DATA ENTRIES:
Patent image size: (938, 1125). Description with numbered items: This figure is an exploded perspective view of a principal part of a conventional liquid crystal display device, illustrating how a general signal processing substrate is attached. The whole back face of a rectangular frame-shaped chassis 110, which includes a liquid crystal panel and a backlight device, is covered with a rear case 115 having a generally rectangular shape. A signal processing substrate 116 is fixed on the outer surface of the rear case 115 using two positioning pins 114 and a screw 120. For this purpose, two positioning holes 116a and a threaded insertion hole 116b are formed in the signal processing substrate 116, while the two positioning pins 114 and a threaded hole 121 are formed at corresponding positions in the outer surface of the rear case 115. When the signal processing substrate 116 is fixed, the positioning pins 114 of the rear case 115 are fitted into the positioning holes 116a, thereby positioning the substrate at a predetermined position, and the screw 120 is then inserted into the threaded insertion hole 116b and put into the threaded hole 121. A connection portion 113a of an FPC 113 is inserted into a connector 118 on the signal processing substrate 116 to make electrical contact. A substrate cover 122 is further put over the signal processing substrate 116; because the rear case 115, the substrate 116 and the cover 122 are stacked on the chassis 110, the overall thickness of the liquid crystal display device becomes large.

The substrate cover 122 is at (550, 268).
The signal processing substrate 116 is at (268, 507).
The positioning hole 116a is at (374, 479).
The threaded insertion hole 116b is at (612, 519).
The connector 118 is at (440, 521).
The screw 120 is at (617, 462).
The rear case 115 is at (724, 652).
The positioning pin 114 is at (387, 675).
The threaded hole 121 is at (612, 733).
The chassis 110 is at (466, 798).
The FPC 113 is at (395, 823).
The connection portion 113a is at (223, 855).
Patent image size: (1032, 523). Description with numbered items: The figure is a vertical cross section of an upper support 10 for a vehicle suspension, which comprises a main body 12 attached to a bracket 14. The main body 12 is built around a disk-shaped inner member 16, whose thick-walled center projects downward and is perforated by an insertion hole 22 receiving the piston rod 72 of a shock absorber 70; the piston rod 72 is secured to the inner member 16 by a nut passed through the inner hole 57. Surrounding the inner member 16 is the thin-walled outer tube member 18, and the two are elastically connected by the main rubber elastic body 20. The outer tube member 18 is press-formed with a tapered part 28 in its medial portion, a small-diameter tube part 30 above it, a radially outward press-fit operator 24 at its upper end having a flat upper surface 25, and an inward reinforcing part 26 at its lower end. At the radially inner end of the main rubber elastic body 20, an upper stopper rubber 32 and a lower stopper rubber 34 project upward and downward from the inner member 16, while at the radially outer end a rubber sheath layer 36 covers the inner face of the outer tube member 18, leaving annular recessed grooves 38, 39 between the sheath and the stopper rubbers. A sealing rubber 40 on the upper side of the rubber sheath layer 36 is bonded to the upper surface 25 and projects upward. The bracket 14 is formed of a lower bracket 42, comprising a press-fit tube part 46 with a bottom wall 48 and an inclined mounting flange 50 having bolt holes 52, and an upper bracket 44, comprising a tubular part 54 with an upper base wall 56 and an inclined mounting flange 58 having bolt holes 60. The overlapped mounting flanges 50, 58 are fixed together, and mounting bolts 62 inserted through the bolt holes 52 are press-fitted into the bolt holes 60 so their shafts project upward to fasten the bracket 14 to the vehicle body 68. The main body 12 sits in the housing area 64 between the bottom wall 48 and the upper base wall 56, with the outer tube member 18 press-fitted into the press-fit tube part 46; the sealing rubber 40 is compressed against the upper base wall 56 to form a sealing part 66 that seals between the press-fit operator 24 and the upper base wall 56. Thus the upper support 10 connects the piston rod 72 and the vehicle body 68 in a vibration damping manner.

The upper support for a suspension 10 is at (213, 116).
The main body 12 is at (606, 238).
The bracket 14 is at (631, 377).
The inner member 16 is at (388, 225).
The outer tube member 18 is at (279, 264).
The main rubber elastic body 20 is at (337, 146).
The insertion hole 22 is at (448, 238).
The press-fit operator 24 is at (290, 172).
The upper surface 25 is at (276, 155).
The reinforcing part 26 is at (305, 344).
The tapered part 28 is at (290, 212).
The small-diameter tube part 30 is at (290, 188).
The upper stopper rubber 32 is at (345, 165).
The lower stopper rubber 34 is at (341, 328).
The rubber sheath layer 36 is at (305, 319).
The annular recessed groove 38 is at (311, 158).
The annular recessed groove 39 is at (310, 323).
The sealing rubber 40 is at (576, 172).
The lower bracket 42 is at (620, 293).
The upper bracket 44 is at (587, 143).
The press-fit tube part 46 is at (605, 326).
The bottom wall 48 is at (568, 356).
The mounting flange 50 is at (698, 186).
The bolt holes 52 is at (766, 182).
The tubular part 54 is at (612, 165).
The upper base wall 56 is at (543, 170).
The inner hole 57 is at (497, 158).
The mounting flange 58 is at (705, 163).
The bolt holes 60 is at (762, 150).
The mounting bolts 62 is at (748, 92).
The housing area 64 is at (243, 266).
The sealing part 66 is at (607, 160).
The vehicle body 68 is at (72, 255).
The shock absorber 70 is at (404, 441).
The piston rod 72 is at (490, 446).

WHAT TO PRODUCE: Format every line of the data above as a JSON list of strings, one string for each line, and leave out the blank lines.

WRITTEN SOLUTION:
[
  "Patent image size: (938, 1125). Description with numbered items: This figure is an exploded perspective view of a principal part of a conventional liquid crystal display device, illustrating how a general signal processing substrate is attached. The whole back face of a rectangular frame-shaped chassis 110, which includes a liquid crystal panel and a backlight device, is covered with a rear case 115 having a generally rectangular shape. A signal processing substrate 116 is fixed on the outer surface of the rear case 115 using two positioning pins 114 and a screw 120. For this purpose, two positioning holes 116a and a threaded insertion hole 116b are formed in the signal processing substrate 116, while the two positioning pins 114 and a threaded hole 121 are formed at corresponding positions in the outer surface of the rear case 115. When the signal processing substrate 116 is fixed, the positioning pins 114 of the rear case 115 are fitted into the positioning holes 116a, thereby positioning the substrate at a predetermined position, and the screw 120 is then inserted into the threaded insertion hole 116b and put into the threaded hole 121. A connection portion 113a of an FPC 113 is inserted into a connector 118 on the signal processing substrate 116 to make electrical contact. A substrate cover 122 is further put over the signal processing substrate 116; because the rear case 115, the substrate 116 and the cover 122 are stacked on the chassis 110, the overall thickness of the liquid crystal display device becomes large.",
  "The substrate cover 122 is at (550, 268).",
  "The signal processing substrate 116 is at (268, 507).",
  "The positioning hole 116a is at (374, 479).",
  "The threaded insertion hole 116b is at (612, 519).",
  "The connector 118 is at (440, 521).",
  "The screw 120 is at (617, 462).",
  "The rear case 115 is at (724, 652).",
  "The positioning pin 114 is at (387, 675).",
  "The threaded hole 121 is at (612, 733).",
  "The chassis 110 is at (466, 798).",
  "The FPC 113 is at (395, 823).",
  "The connection portion 113a is at (223, 855).",
  "Patent image size: (1032, 523). Description with numbered items: The figure is a vertical cross section of an upper support 10 for a vehicle suspension, which comprises a main body 12 attached to a bracket 14. The main body 12 is built around a disk-shaped inner member 16, whose thick-walled center projects downward and is perforated by an insertion hole 22 receiving the piston rod 72 of a shock absorber 70; the piston rod 72 is secured to the inner member 16 by a nut passed through the inner hole 57. Surrounding the inner member 16 is the thin-walled outer tube member 18, and the two are elastically connected by the main rubber elastic body 20. The outer tube member 18 is press-formed with a tapered part 28 in its medial portion, a small-diameter tube part 30 above it, a radially outward press-fit operator 24 at its upper end having a flat upper surface 25, and an inward reinforcing part 26 at its lower end. At the radially inner end of the main rubber elastic body 20, an upper stopper rubber 32 and a lower stopper rubber 34 project upward and downward from the inner member 16, while at the radially outer end a rubber sheath layer 36 covers the inner face of the outer tube member 18, leaving annular recessed grooves 38, 39 between the sheath and the stopper rubbers. A sealing rubber 40 on the upper side of the rubber sheath layer 36 is bonded to the upper surface 25 and projects upward. The bracket 14 is formed of a lower bracket 42, comprising a press-fit tube part 46 with a bottom wall 48 and an inclined mounting flange 50 having bolt holes 52, and an upper bracket 44, comprising a tubular part 54 with an upper base wall 56 and an inclined mounting flange 58 having bolt holes 60. The overlapped mounting flanges 50, 58 are fixed together, and mounting bolts 62 inserted through the bolt holes 52 are press-fitted into the bolt holes 60 so their shafts project upward to fasten the bracket 14 to the vehicle body 68. The main body 12 sits in the housing area 64 between the bottom wall 48 and the upper base wall 56, with the outer tube member 18 press-fitted into the press-fit tube part 46; the sealing rubber 40 is compressed against the upper base wall 56 to form a sealing part 66 that seals between the press-fit operator 24 and the upper base wall 56. Thus the upper support 10 connects the piston rod 72 and the vehicle body 68 in a vibration damping manner.",
  "The upper support for a suspension 10 is at (213, 116).",
  "The main body 12 is at (606, 238).",
  "The bracket 14 is at (631, 377).",
  "The inner member 16 is at (388, 225).",
  "The outer tube member 18 is at (279, 264).",
  "The main rubber elastic body 20 is at (337, 146).",
  "The insertion hole 22 is at (448, 238).",
  "The press-fit operator 24 is at (290, 172).",
  "The upper surface 25 is at (276, 155).",
  "The reinforcing part 26 is at (305, 344).",
  "The tapered part 28 is at (290, 212).",
  "The small-diameter tube part 30 is at (290, 188).",
  "The upper stopper rubber 32 is at (345, 165).",
  "The lower stopper rubber 34 is at (341, 328).",
  "The rubber sheath layer 36 is at (305, 319).",
  "The annular recessed groove 38 is at (311, 158).",
  "The annular recessed groove 39 is at (310, 323).",
  "The sealing rubber 40 is at (576, 172).",
  "The lower bracket 42 is at (620, 293).",
  "The upper bracket 44 is at (587, 143).",
  "The press-fit tube part 46 is at (605, 326).",
  "The bottom wall 48 is at (568, 356).",
  "The mounting flange 50 is at (698, 186).",
  "The bolt holes 52 is at (766, 182).",
  "The tubular part 54 is at (612, 165).",
  "The upper base wall 56 is at (543, 170).",
  "The inner hole 57 is at (497, 158).",
  "The mounting flange 58 is at (705, 163).",
  "The bolt holes 60 is at (762, 150).",
  "The mounting bolts 62 is at (748, 92).",
  "The housing area 64 is at (243, 266).",
  "The sealing part 66 is at (607, 160).",
  "The vehicle body 68 is at (72, 255).",
  "The shock absorber 70 is at (404, 441).",
  "The piston rod 72 is at (490, 446)."
]